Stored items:
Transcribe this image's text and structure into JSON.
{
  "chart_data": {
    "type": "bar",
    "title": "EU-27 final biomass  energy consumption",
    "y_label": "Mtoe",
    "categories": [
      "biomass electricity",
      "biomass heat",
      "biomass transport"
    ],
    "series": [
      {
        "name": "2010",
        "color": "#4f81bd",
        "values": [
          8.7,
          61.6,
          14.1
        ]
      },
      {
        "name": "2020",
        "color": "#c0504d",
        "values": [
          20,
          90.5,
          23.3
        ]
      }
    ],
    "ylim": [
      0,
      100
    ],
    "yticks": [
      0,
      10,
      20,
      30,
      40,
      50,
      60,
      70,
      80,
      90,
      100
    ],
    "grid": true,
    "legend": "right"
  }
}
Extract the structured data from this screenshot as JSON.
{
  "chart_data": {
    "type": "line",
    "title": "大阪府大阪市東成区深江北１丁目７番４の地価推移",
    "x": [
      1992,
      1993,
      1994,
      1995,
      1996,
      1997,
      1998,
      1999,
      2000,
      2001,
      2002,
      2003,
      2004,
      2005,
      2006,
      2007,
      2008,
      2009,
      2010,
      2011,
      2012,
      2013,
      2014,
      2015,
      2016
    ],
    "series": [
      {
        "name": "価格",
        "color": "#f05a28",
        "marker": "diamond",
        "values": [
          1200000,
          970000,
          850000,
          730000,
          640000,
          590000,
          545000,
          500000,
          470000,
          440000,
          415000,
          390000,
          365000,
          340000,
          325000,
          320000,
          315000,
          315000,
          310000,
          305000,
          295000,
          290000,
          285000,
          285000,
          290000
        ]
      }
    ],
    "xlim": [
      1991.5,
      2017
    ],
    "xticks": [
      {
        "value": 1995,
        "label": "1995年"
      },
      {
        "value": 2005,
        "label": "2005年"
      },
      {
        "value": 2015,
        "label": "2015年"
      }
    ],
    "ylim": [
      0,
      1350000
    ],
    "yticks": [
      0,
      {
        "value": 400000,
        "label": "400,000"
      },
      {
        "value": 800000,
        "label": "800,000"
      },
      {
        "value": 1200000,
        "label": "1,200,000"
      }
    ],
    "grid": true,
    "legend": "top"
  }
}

* _PROBLEM DESCRIPTION_:
Type the whole listing again, unaltered.

* _EXERCISE RESPONSE_:
Transcribe this image's text and structure into JSON.
{
  "chart_data": {
    "type": "bar",
    "title": "EU-27 final biomass  energy consumption",
    "y_label": "Mtoe",
    "categories": [
      "biomass electricity",
      "biomass heat",
      "biomass transport"
    ],
    "series": [
      {
        "name": "2010",
        "color": "#4f81bd",
        "values": [
          8.7,
          61.6,
          14.1
        ]
      },
      {
        "name": "2020",
        "color": "#c0504d",
        "values": [
          20,
          90.5,
          23.3
        ]
      }
    ],
    "ylim": [
      0,
      100
    ],
    "yticks": [
      0,
      10,
      20,
      30,
      40,
      50,
      60,
      70,
      80,
      90,
      100
    ],
    "grid": true,
    "legend": "right"
  }
}
Extract the structured data from this screenshot as JSON.
{
  "chart_data": {
    "type": "line",
    "title": "大阪府大阪市東成区深江北１丁目７番４の地価推移",
    "x": [
      1992,
      1993,
      1994,
      1995,
      1996,
      1997,
      1998,
      1999,
      2000,
      2001,
      2002,
      2003,
      2004,
      2005,
      2006,
      2007,
      2008,
      2009,
      2010,
      2011,
      2012,
      2013,
      2014,
      2015,
      2016
    ],
    "series": [
      {
        "name": "価格",
        "color": "#f05a28",
        "marker": "diamond",
        "values": [
          1200000,
          970000,
          850000,
          730000,
          640000,
          590000,
          545000,
          500000,
          470000,
          440000,
          415000,
          390000,
          365000,
          340000,
          325000,
          320000,
          315000,
          315000,
          310000,
          305000,
          295000,
          290000,
          285000,
          285000,
          290000
        ]
      }
    ],
    "xlim": [
      1991.5,
      2017
    ],
    "xticks": [
      {
        "value": 1995,
        "label": "1995年"
      },
      {
        "value": 2005,
        "label": "2005年"
      },
      {
        "value": 2015,
        "label": "2015年"
      }
    ],
    "ylim": [
      0,
      1350000
    ],
    "yticks": [
      0,
      {
        "value": 400000,
        "label": "400,000"
      },
      {
        "value": 800000,
        "label": "800,000"
      },
      {
        "value": 1200000,
        "label": "1,200,000"
      }
    ],
    "grid": true,
    "legend": "top"
  }
}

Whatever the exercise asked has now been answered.